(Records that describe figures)
>>>

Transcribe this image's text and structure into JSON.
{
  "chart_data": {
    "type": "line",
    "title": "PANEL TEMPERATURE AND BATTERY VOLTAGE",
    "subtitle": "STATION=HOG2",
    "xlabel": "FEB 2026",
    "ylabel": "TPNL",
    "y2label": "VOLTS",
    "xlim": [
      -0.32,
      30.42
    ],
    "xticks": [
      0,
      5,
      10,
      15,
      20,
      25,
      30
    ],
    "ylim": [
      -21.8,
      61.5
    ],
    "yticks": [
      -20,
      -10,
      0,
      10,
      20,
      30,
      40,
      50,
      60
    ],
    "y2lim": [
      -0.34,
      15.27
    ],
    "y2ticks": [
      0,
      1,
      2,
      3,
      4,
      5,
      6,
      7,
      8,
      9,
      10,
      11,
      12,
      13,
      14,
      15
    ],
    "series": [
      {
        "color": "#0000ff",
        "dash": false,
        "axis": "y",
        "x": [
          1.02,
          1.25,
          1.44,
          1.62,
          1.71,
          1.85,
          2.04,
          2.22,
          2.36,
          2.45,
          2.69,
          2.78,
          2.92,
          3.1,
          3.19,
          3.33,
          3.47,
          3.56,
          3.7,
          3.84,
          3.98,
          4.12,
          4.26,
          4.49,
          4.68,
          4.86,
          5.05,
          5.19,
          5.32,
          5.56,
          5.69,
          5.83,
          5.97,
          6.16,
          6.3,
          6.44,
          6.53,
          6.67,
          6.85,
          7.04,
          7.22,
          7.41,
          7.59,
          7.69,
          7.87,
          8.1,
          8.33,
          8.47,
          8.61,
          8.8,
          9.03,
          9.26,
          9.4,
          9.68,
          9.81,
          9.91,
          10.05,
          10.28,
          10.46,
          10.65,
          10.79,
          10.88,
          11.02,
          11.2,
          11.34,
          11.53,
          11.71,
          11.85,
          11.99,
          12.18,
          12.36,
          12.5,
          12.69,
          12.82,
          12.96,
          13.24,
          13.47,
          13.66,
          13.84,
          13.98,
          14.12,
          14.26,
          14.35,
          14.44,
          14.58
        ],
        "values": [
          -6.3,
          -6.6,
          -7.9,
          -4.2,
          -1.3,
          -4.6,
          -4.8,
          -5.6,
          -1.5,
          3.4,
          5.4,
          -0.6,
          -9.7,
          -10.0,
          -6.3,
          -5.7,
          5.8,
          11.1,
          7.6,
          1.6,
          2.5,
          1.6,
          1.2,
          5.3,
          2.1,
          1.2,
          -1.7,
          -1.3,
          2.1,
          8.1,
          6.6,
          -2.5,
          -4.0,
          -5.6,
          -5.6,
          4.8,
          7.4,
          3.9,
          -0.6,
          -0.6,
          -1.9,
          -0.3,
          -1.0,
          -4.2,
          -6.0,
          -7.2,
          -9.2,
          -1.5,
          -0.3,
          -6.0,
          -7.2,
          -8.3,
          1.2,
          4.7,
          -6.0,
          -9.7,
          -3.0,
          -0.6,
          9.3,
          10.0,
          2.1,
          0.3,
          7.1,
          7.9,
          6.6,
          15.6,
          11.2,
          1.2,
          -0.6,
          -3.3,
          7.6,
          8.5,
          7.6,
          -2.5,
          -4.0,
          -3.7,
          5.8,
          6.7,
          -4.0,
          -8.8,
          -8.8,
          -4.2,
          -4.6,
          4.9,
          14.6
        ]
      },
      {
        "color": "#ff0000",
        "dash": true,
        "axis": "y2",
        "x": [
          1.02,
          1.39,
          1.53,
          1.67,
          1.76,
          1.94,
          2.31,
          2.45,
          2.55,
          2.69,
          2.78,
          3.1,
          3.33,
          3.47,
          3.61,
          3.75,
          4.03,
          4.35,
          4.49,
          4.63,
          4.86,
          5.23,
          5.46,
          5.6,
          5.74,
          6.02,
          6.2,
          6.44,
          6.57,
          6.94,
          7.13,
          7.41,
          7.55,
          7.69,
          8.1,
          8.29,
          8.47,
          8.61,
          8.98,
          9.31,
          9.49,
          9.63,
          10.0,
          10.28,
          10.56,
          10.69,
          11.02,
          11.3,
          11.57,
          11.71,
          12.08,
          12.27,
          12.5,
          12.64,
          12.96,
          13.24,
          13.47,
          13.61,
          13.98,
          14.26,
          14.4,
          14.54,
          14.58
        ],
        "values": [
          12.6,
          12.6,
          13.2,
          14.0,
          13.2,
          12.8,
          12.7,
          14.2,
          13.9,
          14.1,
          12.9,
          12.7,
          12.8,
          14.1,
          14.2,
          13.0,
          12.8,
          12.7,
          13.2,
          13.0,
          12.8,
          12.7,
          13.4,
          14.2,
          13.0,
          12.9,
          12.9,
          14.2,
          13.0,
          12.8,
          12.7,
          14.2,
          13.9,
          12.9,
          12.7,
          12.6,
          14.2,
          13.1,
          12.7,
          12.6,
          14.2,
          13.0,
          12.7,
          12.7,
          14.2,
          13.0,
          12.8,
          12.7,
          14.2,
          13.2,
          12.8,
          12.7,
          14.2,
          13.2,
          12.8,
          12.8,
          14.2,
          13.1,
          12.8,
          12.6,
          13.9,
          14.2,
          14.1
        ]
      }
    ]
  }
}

<<<

Write out every entry verbatim.

Transcribe this image's text and structure into JSON.
{
  "chart_data": {
    "type": "line",
    "title": "PANEL TEMPERATURE AND BATTERY VOLTAGE",
    "subtitle": "STATION=HOG2",
    "xlabel": "FEB 2026",
    "ylabel": "TPNL",
    "y2label": "VOLTS",
    "xlim": [
      -0.32,
      30.42
    ],
    "xticks": [
      0,
      5,
      10,
      15,
      20,
      25,
      30
    ],
    "ylim": [
      -21.8,
      61.5
    ],
    "yticks": [
      -20,
      -10,
      0,
      10,
      20,
      30,
      40,
      50,
      60
    ],
    "y2lim": [
      -0.34,
      15.27
    ],
    "y2ticks": [
      0,
      1,
      2,
      3,
      4,
      5,
      6,
      7,
      8,
      9,
      10,
      11,
      12,
      13,
      14,
      15
    ],
    "series": [
      {
        "color": "#0000ff",
        "dash": false,
        "axis": "y",
        "x": [
          1.02,
          1.25,
          1.44,
          1.62,
          1.71,
          1.85,
          2.04,
          2.22,
          2.36,
          2.45,
          2.69,
          2.78,
          2.92,
          3.1,
          3.19,
          3.33,
          3.47,
          3.56,
          3.7,
          3.84,
          3.98,
          4.12,
          4.26,
          4.49,
          4.68,
          4.86,
          5.05,
          5.19,
          5.32,
          5.56,
          5.69,
          5.83,
          5.97,
          6.16,
          6.3,
          6.44,
          6.53,
          6.67,
          6.85,
          7.04,
          7.22,
          7.41,
          7.59,
          7.69,
          7.87,
          8.1,
          8.33,
          8.47,
          8.61,
          8.8,
          9.03,
          9.26,
          9.4,
          9.68,
          9.81,
          9.91,
          10.05,
          10.28,
          10.46,
          10.65,
          10.79,
          10.88,
          11.02,
          11.2,
          11.34,
          11.53,
          11.71,
          11.85,
          11.99,
          12.18,
          12.36,
          12.5,
          12.69,
          12.82,
          12.96,
          13.24,
          13.47,
          13.66,
          13.84,
          13.98,
          14.12,
          14.26,
          14.35,
          14.44,
          14.58
        ],
        "values": [
          -6.3,
          -6.6,
          -7.9,
          -4.2,
          -1.3,
          -4.6,
          -4.8,
          -5.6,
          -1.5,
          3.4,
          5.4,
          -0.6,
          -9.7,
          -10.0,
          -6.3,
          -5.7,
          5.8,
          11.1,
          7.6,
          1.6,
          2.5,
          1.6,
          1.2,
          5.3,
          2.1,
          1.2,
          -1.7,
          -1.3,
          2.1,
          8.1,
          6.6,
          -2.5,
          -4.0,
          -5.6,
          -5.6,
          4.8,
          7.4,
          3.9,
          -0.6,
          -0.6,
          -1.9,
          -0.3,
          -1.0,
          -4.2,
          -6.0,
          -7.2,
          -9.2,
          -1.5,
          -0.3,
          -6.0,
          -7.2,
          -8.3,
          1.2,
          4.7,
          -6.0,
          -9.7,
          -3.0,
          -0.6,
          9.3,
          10.0,
          2.1,
          0.3,
          7.1,
          7.9,
          6.6,
          15.6,
          11.2,
          1.2,
          -0.6,
          -3.3,
          7.6,
          8.5,
          7.6,
          -2.5,
          -4.0,
          -3.7,
          5.8,
          6.7,
          -4.0,
          -8.8,
          -8.8,
          -4.2,
          -4.6,
          4.9,
          14.6
        ]
      },
      {
        "color": "#ff0000",
        "dash": true,
        "axis": "y2",
        "x": [
          1.02,
          1.39,
          1.53,
          1.67,
          1.76,
          1.94,
          2.31,
          2.45,
          2.55,
          2.69,
          2.78,
          3.1,
          3.33,
          3.47,
          3.61,
          3.75,
          4.03,
          4.35,
          4.49,
          4.63,
          4.86,
          5.23,
          5.46,
          5.6,
          5.74,
          6.02,
          6.2,
          6.44,
          6.57,
          6.94,
          7.13,
          7.41,
          7.55,
          7.69,
          8.1,
          8.29,
          8.47,
          8.61,
          8.98,
          9.31,
          9.49,
          9.63,
          10.0,
          10.28,
          10.56,
          10.69,
          11.02,
          11.3,
          11.57,
          11.71,
          12.08,
          12.27,
          12.5,
          12.64,
          12.96,
          13.24,
          13.47,
          13.61,
          13.98,
          14.26,
          14.4,
          14.54,
          14.58
        ],
        "values": [
          12.6,
          12.6,
          13.2,
          14.0,
          13.2,
          12.8,
          12.7,
          14.2,
          13.9,
          14.1,
          12.9,
          12.7,
          12.8,
          14.1,
          14.2,
          13.0,
          12.8,
          12.7,
          13.2,
          13.0,
          12.8,
          12.7,
          13.4,
          14.2,
          13.0,
          12.9,
          12.9,
          14.2,
          13.0,
          12.8,
          12.7,
          14.2,
          13.9,
          12.9,
          12.7,
          12.6,
          14.2,
          13.1,
          12.7,
          12.6,
          14.2,
          13.0,
          12.7,
          12.7,
          14.2,
          13.0,
          12.8,
          12.7,
          14.2,
          13.2,
          12.8,
          12.7,
          14.2,
          13.2,
          12.8,
          12.8,
          14.2,
          13.1,
          12.8,
          12.6,
          13.9,
          14.2,
          14.1
        ]
      }
    ]
  }
}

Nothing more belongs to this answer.